> **Task details**
Reproduce the lines of the material exactly, excluding every image.

> **Records provided**
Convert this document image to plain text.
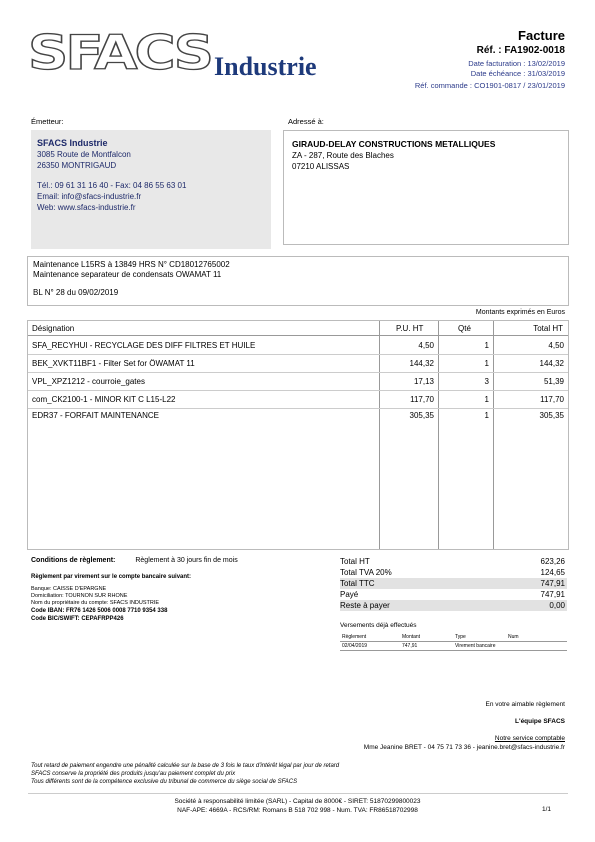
SFACS Industrie
Facture
Réf. : FA1902-0018
Date facturation : 13/02/2019
Date échéance : 31/03/2019
Réf. commande : CO1901-0817 / 23/01/2019
Émetteur:
SFACS Industrie
3085 Route de Montfalcon
26350 MONTRIGAUD
Tél.: 09 61 31 16 40 - Fax: 04 86 55 63 01
Email: info@sfacs-industrie.fr
Web: www.sfacs-industrie.fr
Adressé à:
GIRAUD-DELAY CONSTRUCTIONS METALLIQUES
ZA - 287, Route des Blaches
07210 ALISSAS
Maintenance L15RS à 13849 HRS N° CD18012765002
Maintenance separateur de condensats OWAMAT 11
BL N° 28 du 09/02/2019
Montants exprimés en Euros
Désignation	P.U. HT	Qté	Total HT
SFA_RECYHUI - RECYCLAGE DES DIFF FILTRES ET HUILE	4,50	1	4,50
BEK_XVKT11BF1 - Filter Set for ÖWAMAT 11	144,32	1	144,32
VPL_XPZ1212 - courroie_gates	17,13	3	51,39
com_CK2100-1 - MINOR KIT C L15-L22	117,70	1	117,70
EDR37 - FORFAIT MAINTENANCE	305,35	1	305,35
Conditions de règlement:	Règlement à 30 jours fin de mois
Règlement par virement sur le compte bancaire suivant:
Banque: CAISSE D'EPARGNE
Domiciliation: TOURNON SUR RHONE
Nom du propriétaire du compte: SFACS INDUSTRIE
Code IBAN: FR76 1426 5006 0008 7710 9354 338
Code BIC/SWIFT: CEPAFRPP426
Total HT	623,26
Total TVA 20%	124,65
Total TTC	747,91
Payé	747,91
Reste à payer	0,00
Versements déjà effectués
Règlement	Montant	Type	Num
02/04/2019	747,91	Virement bancaire
En votre aimable règlement
L'équipe SFACS
Notre service comptable
Mme Jeanine BRET - 04 75 71 73 36 - jeanine.bret@sfacs-industrie.fr
Tout retard de paiement engendre une pénalité calculée sur la base de 3 fois le taux d'intérêt légal par jour de retard
SFACS conserve la propriété des produits jusqu'au paiement complet du prix
Tous différents sont de la compétence exclusive du tribunal de commerce du siège social de SFACS
Société à responsabilité limitée (SARL) - Capital de 8000€ - SIRET: 51870299800023
NAF-APE: 4669A - RCS/RM: Romans B 518 702 998 - Num. TVA: FR86518702998	1/1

> **Solution**
Convert this document image to plain text.
SFACS Industrie
Facture
Réf. : FA1902-0018
Date facturation : 13/02/2019
Date échéance : 31/03/2019
Réf. commande : CO1901-0817 / 23/01/2019
Émetteur:
SFACS Industrie
3085 Route de Montfalcon
26350 MONTRIGAUD
Tél.: 09 61 31 16 40 - Fax: 04 86 55 63 01
Email: info@sfacs-industrie.fr
Web: www.sfacs-industrie.fr
Adressé à:
GIRAUD-DELAY CONSTRUCTIONS METALLIQUES
ZA - 287, Route des Blaches
07210 ALISSAS
Maintenance L15RS à 13849 HRS N° CD18012765002
Maintenance separateur de condensats OWAMAT 11
BL N° 28 du 09/02/2019
Montants exprimés en Euros
Désignation	P.U. HT	Qté	Total HT
SFA_RECYHUI - RECYCLAGE DES DIFF FILTRES ET HUILE	4,50	1	4,50
BEK_XVKT11BF1 - Filter Set for ÖWAMAT 11	144,32	1	144,32
VPL_XPZ1212 - courroie_gates	17,13	3	51,39
com_CK2100-1 - MINOR KIT C L15-L22	117,70	1	117,70
EDR37 - FORFAIT MAINTENANCE	305,35	1	305,35
Conditions de règlement:	Règlement à 30 jours fin de mois
Règlement par virement sur le compte bancaire suivant:
Banque: CAISSE D'EPARGNE
Domiciliation: TOURNON SUR RHONE
Nom du propriétaire du compte: SFACS INDUSTRIE
Code IBAN: FR76 1426 5006 0008 7710 9354 338
Code BIC/SWIFT: CEPAFRPP426
Total HT	623,26
Total TVA 20%	124,65
Total TTC	747,91
Payé	747,91
Reste à payer	0,00
Versements déjà effectués
Règlement	Montant	Type	Num
02/04/2019	747,91	Virement bancaire
En votre aimable règlement
L'équipe SFACS
Notre service comptable
Mme Jeanine BRET - 04 75 71 73 36 - jeanine.bret@sfacs-industrie.fr
Tout retard de paiement engendre une pénalité calculée sur la base de 3 fois le taux d'intérêt légal par jour de retard
SFACS conserve la propriété des produits jusqu'au paiement complet du prix
Tous différents sont de la compétence exclusive du tribunal de commerce du siège social de SFACS
Société à responsabilité limitée (SARL) - Capital de 8000€ - SIRET: 51870299800023
NAF-APE: 4669A - RCS/RM: Romans B 518 702 998 - Num. TVA: FR86518702998	1/1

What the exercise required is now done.